* Begin RAW RECORDS *

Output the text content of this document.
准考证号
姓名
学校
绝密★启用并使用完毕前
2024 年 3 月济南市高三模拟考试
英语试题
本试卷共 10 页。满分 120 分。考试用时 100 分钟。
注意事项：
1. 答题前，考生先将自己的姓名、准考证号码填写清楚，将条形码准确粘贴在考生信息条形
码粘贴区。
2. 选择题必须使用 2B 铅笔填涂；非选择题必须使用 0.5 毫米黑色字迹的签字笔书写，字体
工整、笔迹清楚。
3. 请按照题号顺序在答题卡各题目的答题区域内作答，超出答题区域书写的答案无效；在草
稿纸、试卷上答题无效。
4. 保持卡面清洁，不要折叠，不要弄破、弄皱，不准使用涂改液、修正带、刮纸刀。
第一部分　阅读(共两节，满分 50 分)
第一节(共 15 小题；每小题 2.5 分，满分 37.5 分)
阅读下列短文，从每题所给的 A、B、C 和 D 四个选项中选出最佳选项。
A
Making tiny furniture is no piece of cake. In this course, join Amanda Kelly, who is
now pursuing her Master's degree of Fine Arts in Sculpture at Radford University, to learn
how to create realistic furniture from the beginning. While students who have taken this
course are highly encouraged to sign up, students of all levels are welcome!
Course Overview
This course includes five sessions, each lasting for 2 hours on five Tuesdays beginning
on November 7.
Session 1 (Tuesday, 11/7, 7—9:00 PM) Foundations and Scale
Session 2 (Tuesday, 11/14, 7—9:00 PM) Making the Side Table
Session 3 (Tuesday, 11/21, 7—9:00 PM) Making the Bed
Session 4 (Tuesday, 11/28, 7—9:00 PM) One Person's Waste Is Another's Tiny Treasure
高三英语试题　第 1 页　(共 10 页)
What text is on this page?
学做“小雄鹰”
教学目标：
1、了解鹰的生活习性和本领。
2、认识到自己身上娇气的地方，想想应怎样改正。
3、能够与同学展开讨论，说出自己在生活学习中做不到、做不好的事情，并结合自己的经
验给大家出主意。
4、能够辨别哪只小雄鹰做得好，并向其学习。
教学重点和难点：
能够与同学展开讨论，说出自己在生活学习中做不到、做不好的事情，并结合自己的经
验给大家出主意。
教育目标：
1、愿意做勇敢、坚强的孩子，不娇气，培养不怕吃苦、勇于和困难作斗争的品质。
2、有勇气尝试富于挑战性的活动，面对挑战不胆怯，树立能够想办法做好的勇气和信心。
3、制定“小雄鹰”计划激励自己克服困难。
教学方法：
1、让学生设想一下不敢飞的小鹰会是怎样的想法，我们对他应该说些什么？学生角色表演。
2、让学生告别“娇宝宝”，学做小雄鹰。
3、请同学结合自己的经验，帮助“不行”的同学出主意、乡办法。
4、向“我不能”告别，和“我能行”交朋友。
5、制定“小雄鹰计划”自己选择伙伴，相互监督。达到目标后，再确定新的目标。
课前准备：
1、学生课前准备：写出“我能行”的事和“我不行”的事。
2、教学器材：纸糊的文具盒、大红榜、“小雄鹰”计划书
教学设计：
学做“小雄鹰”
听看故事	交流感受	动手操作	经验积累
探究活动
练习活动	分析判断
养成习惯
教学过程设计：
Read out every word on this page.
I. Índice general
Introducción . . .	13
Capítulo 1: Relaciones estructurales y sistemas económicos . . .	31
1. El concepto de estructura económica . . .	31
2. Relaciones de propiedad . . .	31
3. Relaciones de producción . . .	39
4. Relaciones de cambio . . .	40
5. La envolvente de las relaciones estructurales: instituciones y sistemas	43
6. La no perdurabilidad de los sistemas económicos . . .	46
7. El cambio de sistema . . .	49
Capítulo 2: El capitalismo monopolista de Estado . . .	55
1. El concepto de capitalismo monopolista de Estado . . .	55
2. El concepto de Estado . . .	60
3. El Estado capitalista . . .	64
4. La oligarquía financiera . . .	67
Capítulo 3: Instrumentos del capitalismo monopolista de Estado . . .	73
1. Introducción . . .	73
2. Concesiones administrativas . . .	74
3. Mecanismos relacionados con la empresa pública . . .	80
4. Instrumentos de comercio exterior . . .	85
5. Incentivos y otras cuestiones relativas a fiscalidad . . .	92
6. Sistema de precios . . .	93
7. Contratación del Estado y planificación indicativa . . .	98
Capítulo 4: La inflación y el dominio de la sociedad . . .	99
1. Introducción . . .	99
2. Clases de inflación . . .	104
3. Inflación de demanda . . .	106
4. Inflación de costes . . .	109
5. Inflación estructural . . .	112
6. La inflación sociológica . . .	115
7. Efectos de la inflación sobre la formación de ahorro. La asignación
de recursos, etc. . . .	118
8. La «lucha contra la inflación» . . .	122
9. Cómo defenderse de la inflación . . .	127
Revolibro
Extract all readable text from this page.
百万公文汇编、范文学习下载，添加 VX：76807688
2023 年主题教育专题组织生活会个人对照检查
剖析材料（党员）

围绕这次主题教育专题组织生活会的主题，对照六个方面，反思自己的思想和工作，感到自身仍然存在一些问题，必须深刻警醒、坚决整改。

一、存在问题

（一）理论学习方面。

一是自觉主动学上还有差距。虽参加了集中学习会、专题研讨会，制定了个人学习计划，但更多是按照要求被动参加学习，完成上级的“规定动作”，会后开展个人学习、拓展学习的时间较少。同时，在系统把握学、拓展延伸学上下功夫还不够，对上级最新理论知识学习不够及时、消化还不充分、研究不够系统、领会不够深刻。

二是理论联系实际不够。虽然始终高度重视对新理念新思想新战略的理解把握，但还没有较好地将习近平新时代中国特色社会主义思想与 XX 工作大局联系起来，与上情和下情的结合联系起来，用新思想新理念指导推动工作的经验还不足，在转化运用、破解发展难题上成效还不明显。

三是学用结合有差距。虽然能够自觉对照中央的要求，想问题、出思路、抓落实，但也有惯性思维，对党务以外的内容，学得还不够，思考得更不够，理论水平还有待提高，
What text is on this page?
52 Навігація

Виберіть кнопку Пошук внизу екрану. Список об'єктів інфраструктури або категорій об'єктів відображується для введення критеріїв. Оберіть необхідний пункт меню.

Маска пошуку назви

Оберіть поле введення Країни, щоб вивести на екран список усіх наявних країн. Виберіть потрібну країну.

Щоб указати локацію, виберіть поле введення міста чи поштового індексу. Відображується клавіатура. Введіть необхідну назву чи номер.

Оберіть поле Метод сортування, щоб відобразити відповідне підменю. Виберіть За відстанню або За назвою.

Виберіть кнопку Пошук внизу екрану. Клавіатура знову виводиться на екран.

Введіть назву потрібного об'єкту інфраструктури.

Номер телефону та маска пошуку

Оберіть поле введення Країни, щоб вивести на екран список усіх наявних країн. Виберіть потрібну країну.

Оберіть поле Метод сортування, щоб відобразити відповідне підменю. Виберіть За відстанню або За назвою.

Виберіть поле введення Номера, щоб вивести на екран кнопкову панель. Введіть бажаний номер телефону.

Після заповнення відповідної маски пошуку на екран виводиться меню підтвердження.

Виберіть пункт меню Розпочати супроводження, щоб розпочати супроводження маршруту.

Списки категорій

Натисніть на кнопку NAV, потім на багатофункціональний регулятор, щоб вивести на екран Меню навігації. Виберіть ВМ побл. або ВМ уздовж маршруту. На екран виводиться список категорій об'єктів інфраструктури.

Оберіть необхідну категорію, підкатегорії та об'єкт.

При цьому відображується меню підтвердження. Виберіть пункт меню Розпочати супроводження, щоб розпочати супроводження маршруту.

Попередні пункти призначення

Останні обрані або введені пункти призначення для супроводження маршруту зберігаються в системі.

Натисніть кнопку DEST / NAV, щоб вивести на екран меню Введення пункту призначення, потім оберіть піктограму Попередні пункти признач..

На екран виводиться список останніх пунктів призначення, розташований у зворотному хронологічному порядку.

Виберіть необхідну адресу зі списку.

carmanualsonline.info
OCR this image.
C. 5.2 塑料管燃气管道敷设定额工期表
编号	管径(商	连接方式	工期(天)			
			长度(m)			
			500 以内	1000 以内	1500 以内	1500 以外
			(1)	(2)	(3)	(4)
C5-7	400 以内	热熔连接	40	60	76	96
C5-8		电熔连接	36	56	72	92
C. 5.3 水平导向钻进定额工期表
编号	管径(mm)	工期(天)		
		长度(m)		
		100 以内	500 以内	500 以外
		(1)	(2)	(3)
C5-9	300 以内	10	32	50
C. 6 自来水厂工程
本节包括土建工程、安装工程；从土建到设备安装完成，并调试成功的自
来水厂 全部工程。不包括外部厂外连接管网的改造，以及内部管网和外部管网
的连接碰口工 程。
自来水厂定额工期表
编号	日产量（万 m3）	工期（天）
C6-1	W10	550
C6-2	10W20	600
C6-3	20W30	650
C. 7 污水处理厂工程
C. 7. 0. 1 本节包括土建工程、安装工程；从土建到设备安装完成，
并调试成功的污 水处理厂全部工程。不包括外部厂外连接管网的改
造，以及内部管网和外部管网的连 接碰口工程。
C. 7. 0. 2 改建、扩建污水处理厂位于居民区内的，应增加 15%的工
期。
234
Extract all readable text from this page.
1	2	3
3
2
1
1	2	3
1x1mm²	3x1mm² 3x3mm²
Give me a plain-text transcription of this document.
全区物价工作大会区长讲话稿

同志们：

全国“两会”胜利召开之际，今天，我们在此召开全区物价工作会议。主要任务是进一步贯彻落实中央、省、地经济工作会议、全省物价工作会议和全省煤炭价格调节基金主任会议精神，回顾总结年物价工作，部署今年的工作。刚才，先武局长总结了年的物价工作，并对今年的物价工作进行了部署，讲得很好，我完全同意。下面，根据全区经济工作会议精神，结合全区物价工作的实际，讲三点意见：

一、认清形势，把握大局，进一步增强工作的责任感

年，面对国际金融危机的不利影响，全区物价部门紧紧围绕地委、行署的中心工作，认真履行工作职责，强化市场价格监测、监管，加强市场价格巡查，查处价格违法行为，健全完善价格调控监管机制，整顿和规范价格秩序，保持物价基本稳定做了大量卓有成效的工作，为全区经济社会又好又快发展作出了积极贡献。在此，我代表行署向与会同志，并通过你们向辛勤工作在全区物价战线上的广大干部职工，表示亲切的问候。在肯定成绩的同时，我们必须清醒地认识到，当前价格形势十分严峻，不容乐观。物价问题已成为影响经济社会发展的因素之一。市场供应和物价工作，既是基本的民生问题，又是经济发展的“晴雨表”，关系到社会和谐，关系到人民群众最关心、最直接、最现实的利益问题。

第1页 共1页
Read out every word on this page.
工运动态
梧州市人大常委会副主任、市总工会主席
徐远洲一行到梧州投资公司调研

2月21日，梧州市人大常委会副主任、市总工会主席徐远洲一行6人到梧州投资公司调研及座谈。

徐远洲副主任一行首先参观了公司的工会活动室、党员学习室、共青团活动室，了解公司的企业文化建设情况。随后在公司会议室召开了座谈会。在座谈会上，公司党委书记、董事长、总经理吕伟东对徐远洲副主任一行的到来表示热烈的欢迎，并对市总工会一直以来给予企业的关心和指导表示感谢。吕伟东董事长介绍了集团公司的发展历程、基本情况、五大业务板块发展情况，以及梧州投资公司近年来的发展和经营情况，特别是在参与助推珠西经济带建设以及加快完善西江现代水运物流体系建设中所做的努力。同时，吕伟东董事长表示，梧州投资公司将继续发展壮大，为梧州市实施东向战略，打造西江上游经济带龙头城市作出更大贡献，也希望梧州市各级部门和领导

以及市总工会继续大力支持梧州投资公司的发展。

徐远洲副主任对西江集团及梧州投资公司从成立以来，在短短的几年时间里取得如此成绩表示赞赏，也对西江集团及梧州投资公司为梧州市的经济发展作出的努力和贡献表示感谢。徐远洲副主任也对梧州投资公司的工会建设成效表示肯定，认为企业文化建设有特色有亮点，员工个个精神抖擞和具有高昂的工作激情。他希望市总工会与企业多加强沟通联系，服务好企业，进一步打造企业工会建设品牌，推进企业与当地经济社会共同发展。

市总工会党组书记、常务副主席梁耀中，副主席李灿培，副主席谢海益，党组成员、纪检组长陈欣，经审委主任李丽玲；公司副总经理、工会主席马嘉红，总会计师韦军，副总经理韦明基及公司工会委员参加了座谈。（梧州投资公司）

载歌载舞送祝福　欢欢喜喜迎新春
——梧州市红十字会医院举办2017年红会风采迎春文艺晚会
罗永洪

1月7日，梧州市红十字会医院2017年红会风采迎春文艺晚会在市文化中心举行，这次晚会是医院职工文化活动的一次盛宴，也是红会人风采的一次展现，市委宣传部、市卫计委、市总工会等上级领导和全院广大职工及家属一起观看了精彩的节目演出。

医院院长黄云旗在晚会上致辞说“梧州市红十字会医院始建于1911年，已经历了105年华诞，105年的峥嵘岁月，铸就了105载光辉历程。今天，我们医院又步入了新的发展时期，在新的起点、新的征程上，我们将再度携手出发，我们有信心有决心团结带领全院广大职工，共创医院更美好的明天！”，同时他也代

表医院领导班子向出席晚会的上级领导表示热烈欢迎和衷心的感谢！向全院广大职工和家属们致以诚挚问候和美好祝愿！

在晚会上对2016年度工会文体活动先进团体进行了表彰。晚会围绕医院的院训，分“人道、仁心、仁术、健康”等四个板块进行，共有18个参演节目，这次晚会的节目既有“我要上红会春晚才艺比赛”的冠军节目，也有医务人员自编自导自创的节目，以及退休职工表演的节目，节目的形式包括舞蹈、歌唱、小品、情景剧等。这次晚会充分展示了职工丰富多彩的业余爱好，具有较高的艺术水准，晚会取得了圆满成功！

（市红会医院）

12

* End RAW RECORDS *

- DESCRIPTION OF THE TASK
Return all lines of the material above in which the word "Making" occurs.

- REPLY
Making tiny furniture is no piece of cake. In this course, join Amanda Kelly, who is
Session 2 (Tuesday, 11/14, 7—9:00 PM) Making the Side Table
Session 3 (Tuesday, 11/21, 7—9:00 PM) Making the Bed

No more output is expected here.